### Exercise details
Go through the records and copy each line where the word "this" occurs.

[Entries from a visual dataset]
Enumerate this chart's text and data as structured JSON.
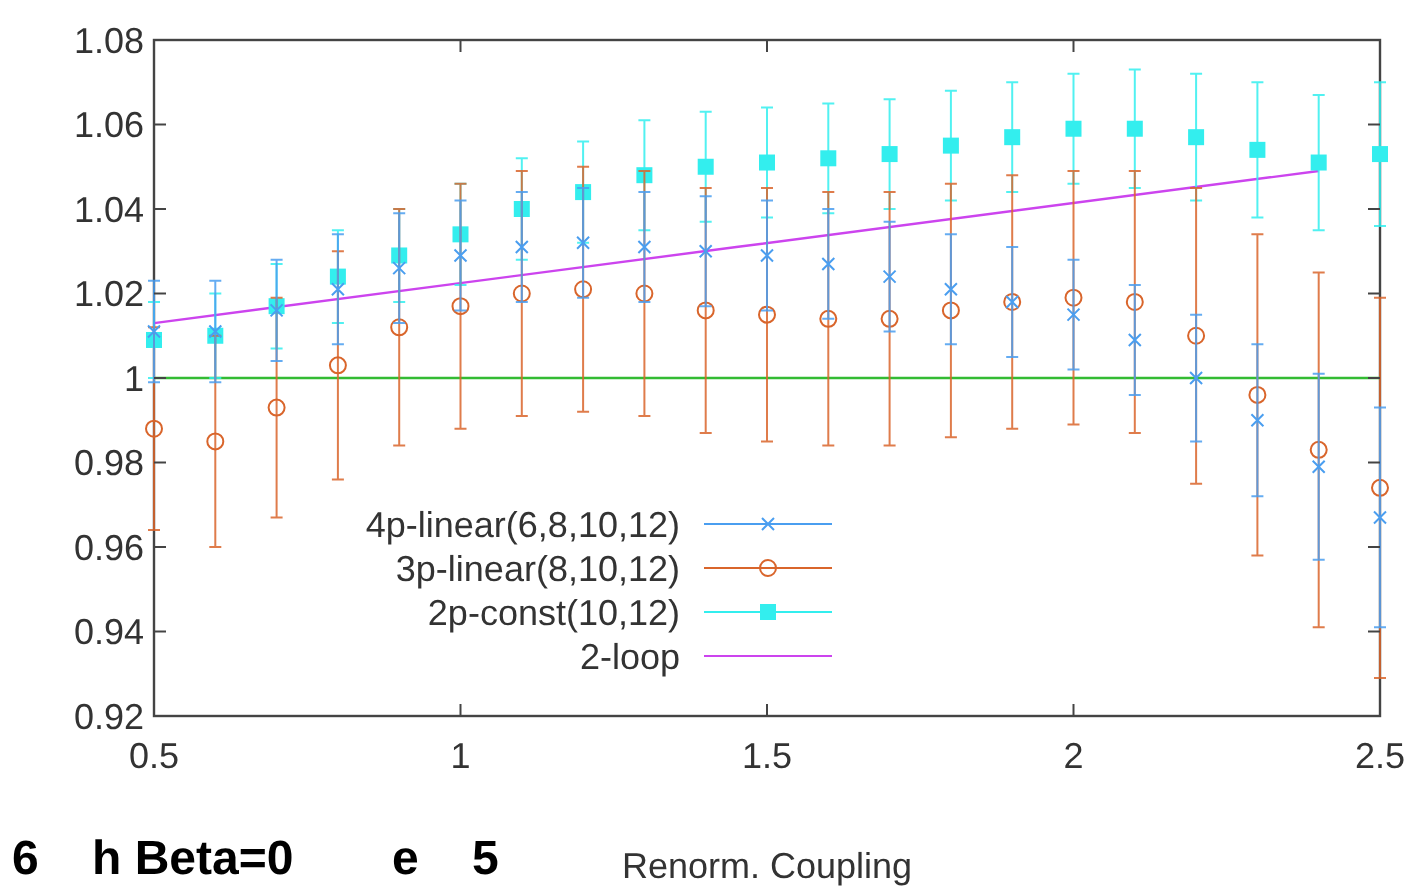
{
  "chart_data": {
    "type": "line",
    "xlabel": "Renorm. Coupling",
    "xlim": [
      0.5,
      2.5
    ],
    "xticks": [
      0.5,
      1,
      1.5,
      2,
      2.5
    ],
    "ylim": [
      0.92,
      1.08
    ],
    "yticks": [
      0.92,
      0.94,
      0.96,
      0.98,
      1,
      1.02,
      1.04,
      1.06,
      1.08
    ],
    "grid": false,
    "legend": "bottom",
    "x": [
      0.5,
      0.6,
      0.7,
      0.8,
      0.9,
      1.0,
      1.1,
      1.2,
      1.3,
      1.4,
      1.5,
      1.6,
      1.7,
      1.8,
      1.9,
      2.0,
      2.1,
      2.2,
      2.3,
      2.4,
      2.5
    ],
    "series": [
      {
        "name": "4p-linear(6,8,10,12)",
        "type": "scatter",
        "color": "#4a9ef0",
        "marker": "cross",
        "values": [
          1.011,
          1.011,
          1.016,
          1.021,
          1.026,
          1.029,
          1.031,
          1.032,
          1.031,
          1.03,
          1.029,
          1.027,
          1.024,
          1.021,
          1.018,
          1.015,
          1.009,
          1.0,
          0.99,
          0.979,
          0.967
        ],
        "errors": [
          0.012,
          0.012,
          0.012,
          0.013,
          0.013,
          0.013,
          0.013,
          0.013,
          0.013,
          0.013,
          0.013,
          0.013,
          0.013,
          0.013,
          0.013,
          0.013,
          0.013,
          0.015,
          0.018,
          0.022,
          0.026
        ]
      },
      {
        "name": "3p-linear(8,10,12)",
        "type": "scatter",
        "color": "#d9652b",
        "marker": "circle",
        "values": [
          0.988,
          0.985,
          0.993,
          1.003,
          1.012,
          1.017,
          1.02,
          1.021,
          1.02,
          1.016,
          1.015,
          1.014,
          1.014,
          1.016,
          1.018,
          1.019,
          1.018,
          1.01,
          0.996,
          0.983,
          0.974
        ],
        "errors": [
          0.024,
          0.025,
          0.026,
          0.027,
          0.028,
          0.029,
          0.029,
          0.029,
          0.029,
          0.029,
          0.03,
          0.03,
          0.03,
          0.03,
          0.03,
          0.03,
          0.031,
          0.035,
          0.038,
          0.042,
          0.045
        ]
      },
      {
        "name": "2p-const(10,12)",
        "type": "scatter",
        "color": "#33eeee",
        "marker": "square",
        "values": [
          1.009,
          1.01,
          1.017,
          1.024,
          1.029,
          1.034,
          1.04,
          1.044,
          1.048,
          1.05,
          1.051,
          1.052,
          1.053,
          1.055,
          1.057,
          1.059,
          1.059,
          1.057,
          1.054,
          1.051,
          1.053
        ],
        "errors": [
          0.009,
          0.01,
          0.01,
          0.011,
          0.011,
          0.012,
          0.012,
          0.012,
          0.013,
          0.013,
          0.013,
          0.013,
          0.013,
          0.013,
          0.013,
          0.013,
          0.014,
          0.015,
          0.016,
          0.016,
          0.017
        ]
      },
      {
        "name": "2-loop",
        "color": "#cc44ee",
        "marker": "none",
        "line_style": "solid",
        "x": [
          0.5,
          1.45,
          2.4
        ],
        "values": [
          1.013,
          1.031,
          1.049
        ]
      }
    ],
    "ref_lines": [
      {
        "axis": "y",
        "value": 1,
        "color": "#33bb33",
        "line_style": "solid"
      }
    ],
    "annotations": [
      "6",
      "h Beta=0",
      "e",
      "5"
    ]
  }
}
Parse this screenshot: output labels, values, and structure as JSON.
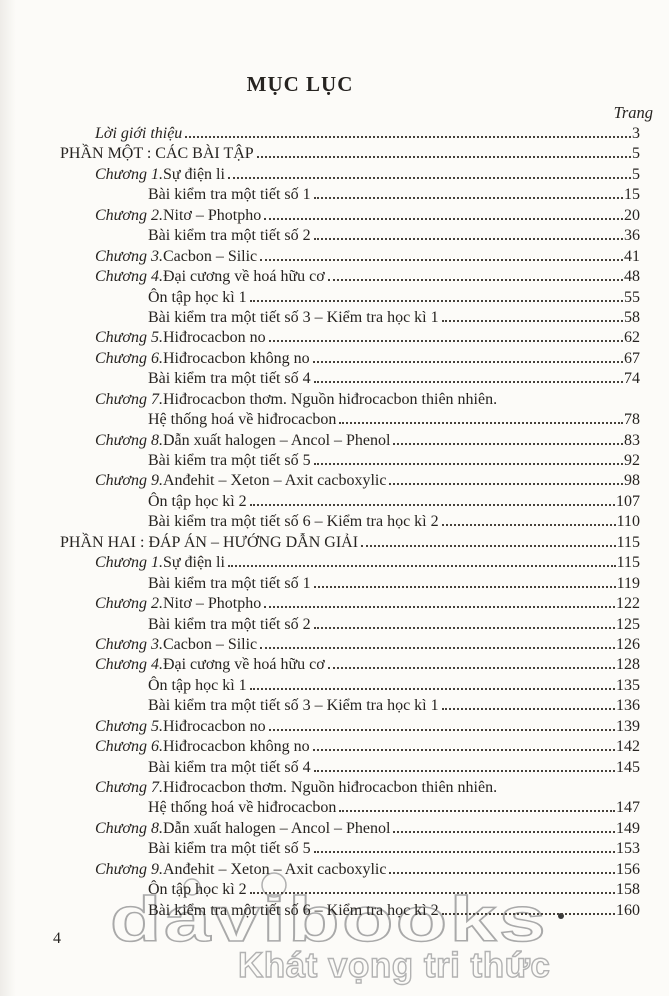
{
  "page": {
    "title": "MỤC LỤC",
    "column_header": "Trang",
    "footer_page_number": "4",
    "watermark": {
      "brand": "davibooks",
      "slogan": "Khát vọng tri thức"
    },
    "colors": {
      "text": "#262320",
      "leader_dots": "#45403a",
      "watermark_outline": "#a9a9a9",
      "paper": "#fcfbf8"
    }
  },
  "toc": {
    "rows": [
      {
        "level": "intro",
        "label": "",
        "title": "Lời giới thiệu",
        "italic": true,
        "page": "3",
        "dots": true
      },
      {
        "level": "part",
        "label": "",
        "title": "PHẦN MỘT : CÁC BÀI TẬP",
        "page": "5",
        "dots": true
      },
      {
        "level": "chapter",
        "label": "Chương 1.",
        "title": "Sự điện li",
        "page": "5",
        "dots": true
      },
      {
        "level": "sub",
        "label": "",
        "title": "Bài kiểm tra một tiết số 1",
        "page": "15",
        "dots": true
      },
      {
        "level": "chapter",
        "label": "Chương 2.",
        "title": "Nitơ – Photpho",
        "page": "20",
        "dots": true
      },
      {
        "level": "sub",
        "label": "",
        "title": "Bài kiểm tra một tiết số 2",
        "page": "36",
        "dots": true
      },
      {
        "level": "chapter",
        "label": "Chương 3.",
        "title": "Cacbon – Silic",
        "page": "41",
        "dots": true
      },
      {
        "level": "chapter",
        "label": "Chương 4.",
        "title": "Đại cương về hoá hữu cơ",
        "page": "48",
        "dots": true
      },
      {
        "level": "sub",
        "label": "",
        "title": "Ôn tập học kì 1",
        "page": "55",
        "dots": true
      },
      {
        "level": "sub",
        "label": "",
        "title": "Bài kiểm tra một tiết số 3 – Kiểm tra học kì 1",
        "page": "58",
        "dots": true
      },
      {
        "level": "chapter",
        "label": "Chương 5.",
        "title": "Hiđrocacbon no",
        "page": "62",
        "dots": true
      },
      {
        "level": "chapter",
        "label": "Chương 6.",
        "title": "Hiđrocacbon không no",
        "page": "67",
        "dots": true
      },
      {
        "level": "sub",
        "label": "",
        "title": "Bài kiểm tra một tiết số 4",
        "page": "74",
        "dots": true
      },
      {
        "level": "chapter",
        "label": "Chương 7.",
        "title": "Hiđrocacbon thơm. Nguồn hiđrocacbon thiên nhiên.",
        "page": "",
        "dots": false
      },
      {
        "level": "sub",
        "label": "",
        "title": "Hệ thống hoá về hiđrocacbon",
        "page": "78",
        "dots": true
      },
      {
        "level": "chapter",
        "label": "Chương 8.",
        "title": "Dẫn xuất halogen – Ancol – Phenol",
        "page": "83",
        "dots": true
      },
      {
        "level": "sub",
        "label": "",
        "title": "Bài kiểm tra một tiết số 5",
        "page": "92",
        "dots": true
      },
      {
        "level": "chapter",
        "label": "Chương 9.",
        "title": "Anđehit – Xeton – Axit cacboxylic",
        "page": "98",
        "dots": true
      },
      {
        "level": "sub",
        "label": "",
        "title": "Ôn tập học kì 2",
        "page": "107",
        "dots": true
      },
      {
        "level": "sub",
        "label": "",
        "title": "Bài kiểm tra một tiết số 6 – Kiểm tra học kì 2",
        "page": "110",
        "dots": true
      },
      {
        "level": "part",
        "label": "",
        "title": "PHẦN HAI : ĐÁP ÁN – HƯỚNG DẪN GIẢI",
        "page": "115",
        "dots": true
      },
      {
        "level": "chapter",
        "label": "Chương 1.",
        "title": "Sự điện li",
        "page": "115",
        "dots": true
      },
      {
        "level": "sub",
        "label": "",
        "title": "Bài kiểm tra một tiết số 1",
        "page": "119",
        "dots": true
      },
      {
        "level": "chapter",
        "label": "Chương 2.",
        "title": "Nitơ – Photpho",
        "page": "122",
        "dots": true
      },
      {
        "level": "sub",
        "label": "",
        "title": "Bài kiểm tra một tiết số 2",
        "page": "125",
        "dots": true
      },
      {
        "level": "chapter",
        "label": "Chương 3.",
        "title": "Cacbon – Silic",
        "page": "126",
        "dots": true
      },
      {
        "level": "chapter",
        "label": "Chương 4.",
        "title": "Đại cương về hoá hữu cơ",
        "page": "128",
        "dots": true
      },
      {
        "level": "sub",
        "label": "",
        "title": "Ôn tập học kì 1",
        "page": "135",
        "dots": true
      },
      {
        "level": "sub",
        "label": "",
        "title": "Bài kiểm tra một tiết số 3 – Kiểm tra học kì 1",
        "page": "136",
        "dots": true
      },
      {
        "level": "chapter",
        "label": "Chương 5.",
        "title": "Hiđrocacbon no",
        "page": "139",
        "dots": true
      },
      {
        "level": "chapter",
        "label": "Chương 6.",
        "title": "Hiđrocacbon không no",
        "page": "142",
        "dots": true
      },
      {
        "level": "sub",
        "label": "",
        "title": "Bài kiểm tra một tiết số 4",
        "page": "145",
        "dots": true
      },
      {
        "level": "chapter",
        "label": "Chương 7.",
        "title": "Hiđrocacbon thơm. Nguồn hiđrocacbon thiên nhiên.",
        "page": "",
        "dots": false
      },
      {
        "level": "sub",
        "label": "",
        "title": "Hệ thống hoá về hiđrocacbon",
        "page": "147",
        "dots": true
      },
      {
        "level": "chapter",
        "label": "Chương 8.",
        "title": "Dẫn xuất halogen – Ancol – Phenol",
        "page": "149",
        "dots": true
      },
      {
        "level": "sub",
        "label": "",
        "title": "Bài kiểm tra một tiết số 5",
        "page": "153",
        "dots": true
      },
      {
        "level": "chapter",
        "label": "Chương 9.",
        "title": "Anđehit – Xeton – Axit cacboxylic",
        "page": "156",
        "dots": true
      },
      {
        "level": "sub",
        "label": "",
        "title": "Ôn tập học kì 2",
        "page": "158",
        "dots": true
      },
      {
        "level": "sub",
        "label": "",
        "title": "Bài kiểm tra một tiết số 6 – Kiểm tra học kì 2",
        "page": "160",
        "dots": true
      }
    ]
  }
}
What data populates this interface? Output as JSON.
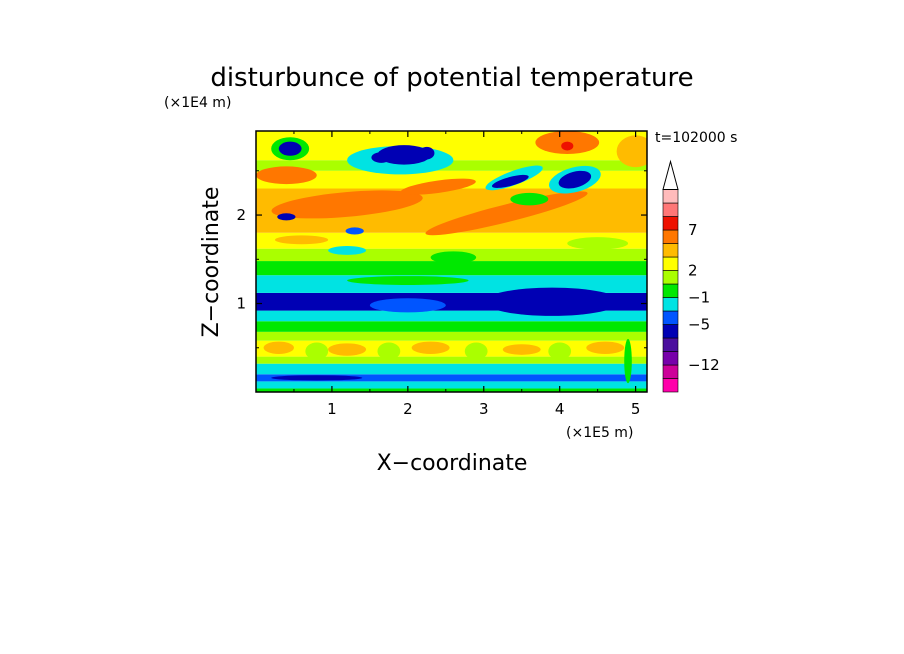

### Response
Enumerate this chart's text and data as structured JSON.
Parse this screenshot: output labels, values, and structure as JSON.
What data populates this interface? Output as JSON.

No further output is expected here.